• READING TEXT:
START

I’ve found a new energy and I’ve been doing both daily for about 4 days now…I plan to make it a daily occurrence to practice guitar and go through my voice exercises. I know all I need to do is just ‘make up my mind’ that I’m going to DO IT and it will happen. Much the same way I made up my mind to lose the weight and it happened; it took a year but it happened because I decided it would. That’s really the key to doing anything – you must DECIDE to do it. If you sit yourself down, have a heart to heart conversation with yourself and determine if you really want to do it, then you must decide you’re going to do it. This is such an important step and I’ve missed it for so long – I thought all I needed was the desire or wish to do something but all too often that fizzles out and I don’t get where I thought I wanted to go. I had my ‘Aha’ moment when I decided to lose weight. It was a very clear moment – I told myself that this was what I wanted and that I was going to make it a priority and I was not going to stop (no matter what obstacles I faced) until I got what I wanted. And lo and behold, that’s exactly what happened. I felt so good about being able to achieve that goal…it wasn’t really losing the weight (although I feel so much better), it was more about staying committed to doing it. I’m famous for starting things and not finishing them or following through, so having a weight loss target and staying committed to it for a year was a huge achievement for me.
Now I’m setting my sites on learning the guitar and doing my vocal exercises. I sat myself down and figured out that was what I really wanted so I decided to do it.
I’ll keep you posted…ttfn.
Yesterday was an amazing day! I had written some lyrics to a new song and sang the melody to a back beat a few weeks ago, then I got a message from a new acquaintance who wanted to meet and talk about songwriting. We exchanged a few emails and I shared my song with her. We had planned to meet at a little pastry shop in town and at the last minute she suggested we meet at a music studio so we could work on some harmonizing chords to go with my song. I was so excited! She is an amazing piano player and singer and within an hour she had recorded a wonderful working tape of my song…it brought tears to my eyes. Having the lyrics, melody and harmony come together like that was just breath-taking. I have no idea where this might lead but it has inspired me to write even more and look into taking guitar lessons. It would be so wonderful if I could put a whole song together (although I really like the idea of collaborating) but I would need to take lessons. I’ve already checked with a few places and I’m leaning toward a music store that is affiliated with the local NSAI chapter.

END

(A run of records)
START

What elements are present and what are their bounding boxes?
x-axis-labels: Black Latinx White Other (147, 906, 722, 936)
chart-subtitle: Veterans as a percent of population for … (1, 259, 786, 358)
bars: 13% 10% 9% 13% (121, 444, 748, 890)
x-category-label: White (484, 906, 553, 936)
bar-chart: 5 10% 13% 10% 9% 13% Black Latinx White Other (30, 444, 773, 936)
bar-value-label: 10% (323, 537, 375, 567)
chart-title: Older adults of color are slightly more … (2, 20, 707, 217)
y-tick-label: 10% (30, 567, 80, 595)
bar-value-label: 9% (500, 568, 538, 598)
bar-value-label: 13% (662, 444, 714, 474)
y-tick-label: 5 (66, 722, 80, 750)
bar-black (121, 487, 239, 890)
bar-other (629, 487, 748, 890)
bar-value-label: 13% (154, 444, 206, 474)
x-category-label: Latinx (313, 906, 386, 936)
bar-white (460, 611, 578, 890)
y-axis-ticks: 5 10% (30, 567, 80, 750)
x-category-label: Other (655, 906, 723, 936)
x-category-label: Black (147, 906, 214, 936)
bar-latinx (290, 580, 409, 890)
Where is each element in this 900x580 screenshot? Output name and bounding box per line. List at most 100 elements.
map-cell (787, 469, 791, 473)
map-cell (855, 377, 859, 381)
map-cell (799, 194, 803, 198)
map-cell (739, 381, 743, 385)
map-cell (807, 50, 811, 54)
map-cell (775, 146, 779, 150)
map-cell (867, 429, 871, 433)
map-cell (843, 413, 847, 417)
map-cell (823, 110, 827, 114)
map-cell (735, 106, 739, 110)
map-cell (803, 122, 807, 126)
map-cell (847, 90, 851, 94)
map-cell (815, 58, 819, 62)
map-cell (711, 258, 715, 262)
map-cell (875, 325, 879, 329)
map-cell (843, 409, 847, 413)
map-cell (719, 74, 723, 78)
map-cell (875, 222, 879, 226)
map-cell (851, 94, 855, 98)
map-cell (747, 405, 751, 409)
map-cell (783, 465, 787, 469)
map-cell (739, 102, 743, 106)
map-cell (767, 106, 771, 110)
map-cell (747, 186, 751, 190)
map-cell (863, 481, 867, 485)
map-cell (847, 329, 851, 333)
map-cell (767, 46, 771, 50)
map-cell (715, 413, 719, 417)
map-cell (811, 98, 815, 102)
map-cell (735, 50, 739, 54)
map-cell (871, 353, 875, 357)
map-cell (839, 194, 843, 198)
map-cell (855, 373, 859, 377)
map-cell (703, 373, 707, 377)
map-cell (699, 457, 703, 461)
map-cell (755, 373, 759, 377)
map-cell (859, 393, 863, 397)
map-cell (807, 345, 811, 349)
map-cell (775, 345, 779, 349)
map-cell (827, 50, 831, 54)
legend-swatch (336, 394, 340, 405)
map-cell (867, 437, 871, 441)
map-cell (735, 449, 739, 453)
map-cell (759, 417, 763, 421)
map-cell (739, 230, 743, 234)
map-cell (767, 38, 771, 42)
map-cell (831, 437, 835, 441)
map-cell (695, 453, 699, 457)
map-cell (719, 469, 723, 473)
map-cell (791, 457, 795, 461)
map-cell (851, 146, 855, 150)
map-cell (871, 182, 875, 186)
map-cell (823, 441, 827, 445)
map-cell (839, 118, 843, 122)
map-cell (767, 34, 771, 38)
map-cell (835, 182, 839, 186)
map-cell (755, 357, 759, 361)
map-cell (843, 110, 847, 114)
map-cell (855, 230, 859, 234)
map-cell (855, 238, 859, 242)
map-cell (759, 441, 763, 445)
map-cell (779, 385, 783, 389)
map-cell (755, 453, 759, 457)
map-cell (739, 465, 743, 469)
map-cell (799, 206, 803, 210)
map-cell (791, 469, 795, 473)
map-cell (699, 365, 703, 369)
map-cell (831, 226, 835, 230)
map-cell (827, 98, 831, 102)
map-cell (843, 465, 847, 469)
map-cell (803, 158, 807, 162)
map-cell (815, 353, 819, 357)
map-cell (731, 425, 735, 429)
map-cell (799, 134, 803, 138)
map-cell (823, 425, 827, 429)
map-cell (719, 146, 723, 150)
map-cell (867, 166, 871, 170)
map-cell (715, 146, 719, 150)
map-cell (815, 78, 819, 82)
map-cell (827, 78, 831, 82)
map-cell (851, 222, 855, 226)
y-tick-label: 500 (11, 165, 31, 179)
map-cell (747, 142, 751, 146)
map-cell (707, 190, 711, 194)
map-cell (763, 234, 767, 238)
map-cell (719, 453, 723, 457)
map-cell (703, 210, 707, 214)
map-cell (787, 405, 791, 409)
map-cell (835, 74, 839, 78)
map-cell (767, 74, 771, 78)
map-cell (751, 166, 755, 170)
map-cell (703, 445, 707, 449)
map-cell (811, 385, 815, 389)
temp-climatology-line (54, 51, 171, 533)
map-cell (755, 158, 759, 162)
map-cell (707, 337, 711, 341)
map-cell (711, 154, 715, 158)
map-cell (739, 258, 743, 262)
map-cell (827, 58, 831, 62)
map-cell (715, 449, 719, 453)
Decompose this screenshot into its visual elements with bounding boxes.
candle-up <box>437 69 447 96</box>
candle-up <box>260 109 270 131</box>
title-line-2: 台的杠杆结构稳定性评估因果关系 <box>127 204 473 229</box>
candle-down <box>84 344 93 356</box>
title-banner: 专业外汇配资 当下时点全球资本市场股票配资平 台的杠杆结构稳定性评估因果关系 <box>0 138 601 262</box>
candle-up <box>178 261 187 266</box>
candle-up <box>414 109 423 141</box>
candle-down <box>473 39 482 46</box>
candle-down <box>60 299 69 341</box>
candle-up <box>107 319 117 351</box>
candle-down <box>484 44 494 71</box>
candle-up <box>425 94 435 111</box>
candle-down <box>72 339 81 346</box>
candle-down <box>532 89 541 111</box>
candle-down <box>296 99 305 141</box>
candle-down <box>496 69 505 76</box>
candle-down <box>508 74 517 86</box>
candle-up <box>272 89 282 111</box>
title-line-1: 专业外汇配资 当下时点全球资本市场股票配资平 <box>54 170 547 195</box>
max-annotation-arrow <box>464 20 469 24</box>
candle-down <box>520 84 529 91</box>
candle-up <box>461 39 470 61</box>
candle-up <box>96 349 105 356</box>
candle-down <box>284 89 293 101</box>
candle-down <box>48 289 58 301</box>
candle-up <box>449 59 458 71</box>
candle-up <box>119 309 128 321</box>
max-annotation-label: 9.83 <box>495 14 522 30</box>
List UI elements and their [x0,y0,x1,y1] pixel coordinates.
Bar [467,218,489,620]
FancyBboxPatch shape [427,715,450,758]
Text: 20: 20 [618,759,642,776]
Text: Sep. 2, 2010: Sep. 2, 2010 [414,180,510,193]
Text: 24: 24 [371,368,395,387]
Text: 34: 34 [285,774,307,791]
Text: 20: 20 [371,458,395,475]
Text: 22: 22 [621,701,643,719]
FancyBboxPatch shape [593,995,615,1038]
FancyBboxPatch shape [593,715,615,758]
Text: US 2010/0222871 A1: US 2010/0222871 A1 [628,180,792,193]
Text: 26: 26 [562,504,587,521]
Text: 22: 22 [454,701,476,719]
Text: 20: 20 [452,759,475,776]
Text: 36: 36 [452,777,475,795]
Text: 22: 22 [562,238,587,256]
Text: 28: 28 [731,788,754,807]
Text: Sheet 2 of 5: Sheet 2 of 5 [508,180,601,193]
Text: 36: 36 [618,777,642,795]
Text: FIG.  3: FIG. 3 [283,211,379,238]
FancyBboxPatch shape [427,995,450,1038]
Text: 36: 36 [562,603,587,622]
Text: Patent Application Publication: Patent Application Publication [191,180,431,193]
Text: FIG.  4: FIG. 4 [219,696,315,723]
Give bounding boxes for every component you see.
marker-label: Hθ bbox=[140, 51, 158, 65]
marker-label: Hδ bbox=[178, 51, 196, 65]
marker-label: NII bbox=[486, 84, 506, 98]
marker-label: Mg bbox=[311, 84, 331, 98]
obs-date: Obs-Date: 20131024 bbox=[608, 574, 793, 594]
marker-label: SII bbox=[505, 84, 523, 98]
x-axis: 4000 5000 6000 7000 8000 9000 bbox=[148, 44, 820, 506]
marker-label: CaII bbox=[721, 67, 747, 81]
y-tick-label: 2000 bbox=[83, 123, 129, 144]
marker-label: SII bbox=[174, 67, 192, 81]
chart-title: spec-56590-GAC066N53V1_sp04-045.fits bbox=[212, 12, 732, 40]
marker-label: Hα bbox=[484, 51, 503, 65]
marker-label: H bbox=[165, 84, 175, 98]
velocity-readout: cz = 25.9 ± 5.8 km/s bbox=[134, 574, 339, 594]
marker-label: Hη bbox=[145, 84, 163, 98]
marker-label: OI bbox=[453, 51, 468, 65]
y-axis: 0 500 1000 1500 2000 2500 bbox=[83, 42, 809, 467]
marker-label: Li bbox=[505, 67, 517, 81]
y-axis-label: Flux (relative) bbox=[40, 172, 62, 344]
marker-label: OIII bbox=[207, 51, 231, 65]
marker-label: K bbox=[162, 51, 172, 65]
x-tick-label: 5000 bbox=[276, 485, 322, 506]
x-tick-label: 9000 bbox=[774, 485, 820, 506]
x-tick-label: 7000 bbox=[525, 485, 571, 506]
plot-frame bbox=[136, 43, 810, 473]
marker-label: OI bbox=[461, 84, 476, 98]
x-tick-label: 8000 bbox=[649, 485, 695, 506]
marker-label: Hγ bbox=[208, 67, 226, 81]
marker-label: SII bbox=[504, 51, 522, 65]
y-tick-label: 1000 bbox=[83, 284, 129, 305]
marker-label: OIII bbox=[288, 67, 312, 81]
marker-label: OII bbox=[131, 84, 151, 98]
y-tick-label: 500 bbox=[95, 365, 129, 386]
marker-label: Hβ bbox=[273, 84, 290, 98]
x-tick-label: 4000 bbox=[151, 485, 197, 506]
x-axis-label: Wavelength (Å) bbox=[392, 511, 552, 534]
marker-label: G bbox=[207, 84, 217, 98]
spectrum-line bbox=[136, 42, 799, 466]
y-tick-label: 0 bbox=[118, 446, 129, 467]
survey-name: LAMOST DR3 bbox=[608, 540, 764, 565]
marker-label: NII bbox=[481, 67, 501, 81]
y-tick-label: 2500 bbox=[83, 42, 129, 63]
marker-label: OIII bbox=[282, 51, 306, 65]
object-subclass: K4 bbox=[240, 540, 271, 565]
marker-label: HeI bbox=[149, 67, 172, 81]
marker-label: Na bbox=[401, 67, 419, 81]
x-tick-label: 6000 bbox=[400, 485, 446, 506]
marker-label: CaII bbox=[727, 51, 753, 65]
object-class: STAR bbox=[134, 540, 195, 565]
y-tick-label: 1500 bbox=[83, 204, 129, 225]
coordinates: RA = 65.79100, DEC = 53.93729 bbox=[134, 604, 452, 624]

END

• STATED GOAL 1:
Answer these questions from the reading text:
(a) How long did it take the writer to lose the weight?
(b) Where had the writer and the new acquaintance first planned to meet?
(c) What is the music store the writer is leaning toward affiliated with?
• STATED GOAL 2: Put the records into a numbered list, covering everything from the first line of the records down to and including the line containing "map-cell (739, 102, 743, 106)", and leave out any blank lines.

• TASK OUTPUT 1:
(a) It took a year.
(b) They had planned to meet at a little pastry shop in town.
(c) It is affiliated with the local NSAI chapter.

• TASK OUTPUT 2:
1. What elements are present and what are their bounding boxes?
2. x-axis-labels: Black Latinx White Other (147, 906, 722, 936)
3. chart-subtitle: Veterans as a percent of population for … (1, 259, 786, 358)
4. bars: 13% 10% 9% 13% (121, 444, 748, 890)
5. x-category-label: White (484, 906, 553, 936)
6. bar-chart: 5 10% 13% 10% 9% 13% Black Latinx White Other (30, 444, 773, 936)
7. bar-value-label: 10% (323, 537, 375, 567)
8. chart-title: Older adults of color are slightly more … (2, 20, 707, 217)
9. y-tick-label: 10% (30, 567, 80, 595)
10. bar-value-label: 9% (500, 568, 538, 598)
11. bar-value-label: 13% (662, 444, 714, 474)
12. y-tick-label: 5 (66, 722, 80, 750)
13. bar-black (121, 487, 239, 890)
14. bar-other (629, 487, 748, 890)
15. bar-value-label: 13% (154, 444, 206, 474)
16. x-category-label: Latinx (313, 906, 386, 936)
17. bar-white (460, 611, 578, 890)
18. y-axis-ticks: 5 10% (30, 567, 80, 750)
19. x-category-label: Other (655, 906, 723, 936)
20. x-category-label: Black (147, 906, 214, 936)
21. bar-latinx (290, 580, 409, 890)
22. Where is each element in this 900x580 screenshot? Output name and bounding box per line. List at most 100 elements.
23. map-cell (787, 469, 791, 473)
24. map-cell (855, 377, 859, 381)
25. map-cell (799, 194, 803, 198)
26. map-cell (739, 381, 743, 385)
27. map-cell (807, 50, 811, 54)
28. map-cell (775, 146, 779, 150)
29. map-cell (867, 429, 871, 433)
30. map-cell (843, 413, 847, 417)
31. map-cell (823, 110, 827, 114)
32. map-cell (735, 106, 739, 110)
33. map-cell (803, 122, 807, 126)
34. map-cell (847, 90, 851, 94)
35. map-cell (815, 58, 819, 62)
36. map-cell (711, 258, 715, 262)
37. map-cell (875, 325, 879, 329)
38. map-cell (843, 409, 847, 413)
39. map-cell (719, 74, 723, 78)
40. map-cell (875, 222, 879, 226)
41. map-cell (851, 94, 855, 98)
42. map-cell (747, 405, 751, 409)
43. map-cell (783, 465, 787, 469)
44. map-cell (739, 102, 743, 106)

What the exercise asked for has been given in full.